■ **Required task**
Copy each line exactly. Drop every picture.

■ **Supplied records**
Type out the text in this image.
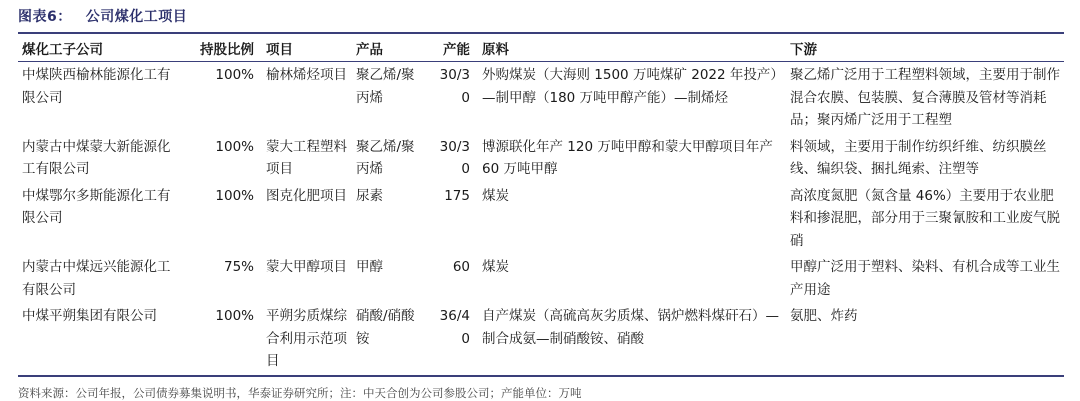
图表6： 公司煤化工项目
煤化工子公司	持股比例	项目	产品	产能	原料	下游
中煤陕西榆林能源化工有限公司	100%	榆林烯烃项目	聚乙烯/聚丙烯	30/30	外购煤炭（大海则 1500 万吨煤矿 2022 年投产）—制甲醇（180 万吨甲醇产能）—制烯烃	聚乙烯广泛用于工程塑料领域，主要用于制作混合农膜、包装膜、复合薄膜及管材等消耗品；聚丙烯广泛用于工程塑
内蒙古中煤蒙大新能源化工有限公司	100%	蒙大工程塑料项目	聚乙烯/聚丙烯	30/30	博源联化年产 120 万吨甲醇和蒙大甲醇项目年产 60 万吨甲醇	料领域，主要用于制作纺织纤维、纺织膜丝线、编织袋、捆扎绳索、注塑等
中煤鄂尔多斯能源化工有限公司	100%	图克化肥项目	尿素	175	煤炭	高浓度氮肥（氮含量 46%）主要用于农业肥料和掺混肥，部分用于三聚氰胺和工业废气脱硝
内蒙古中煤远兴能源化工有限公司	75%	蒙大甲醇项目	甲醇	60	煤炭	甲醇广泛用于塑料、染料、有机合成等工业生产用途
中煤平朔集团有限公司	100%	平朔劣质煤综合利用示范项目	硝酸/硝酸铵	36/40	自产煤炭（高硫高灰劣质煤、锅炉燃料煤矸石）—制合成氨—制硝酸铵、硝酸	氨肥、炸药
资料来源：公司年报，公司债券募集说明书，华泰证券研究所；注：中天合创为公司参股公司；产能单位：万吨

■ **Response to the task**
Type out the text in this image.
图表6： 公司煤化工项目
煤化工子公司	持股比例	项目	产品	产能	原料	下游
中煤陕西榆林能源化工有限公司	100%	榆林烯烃项目	聚乙烯/聚丙烯	30/30	外购煤炭（大海则 1500 万吨煤矿 2022 年投产）—制甲醇（180 万吨甲醇产能）—制烯烃	聚乙烯广泛用于工程塑料领域，主要用于制作混合农膜、包装膜、复合薄膜及管材等消耗品；聚丙烯广泛用于工程塑
内蒙古中煤蒙大新能源化工有限公司	100%	蒙大工程塑料项目	聚乙烯/聚丙烯	30/30	博源联化年产 120 万吨甲醇和蒙大甲醇项目年产 60 万吨甲醇	料领域，主要用于制作纺织纤维、纺织膜丝线、编织袋、捆扎绳索、注塑等
中煤鄂尔多斯能源化工有限公司	100%	图克化肥项目	尿素	175	煤炭	高浓度氮肥（氮含量 46%）主要用于农业肥料和掺混肥，部分用于三聚氰胺和工业废气脱硝
内蒙古中煤远兴能源化工有限公司	75%	蒙大甲醇项目	甲醇	60	煤炭	甲醇广泛用于塑料、染料、有机合成等工业生产用途
中煤平朔集团有限公司	100%	平朔劣质煤综合利用示范项目	硝酸/硝酸铵	36/40	自产煤炭（高硫高灰劣质煤、锅炉燃料煤矸石）—制合成氨—制硝酸铵、硝酸	氨肥、炸药
资料来源：公司年报，公司债券募集说明书，华泰证券研究所；注：中天合创为公司参股公司；产能单位：万吨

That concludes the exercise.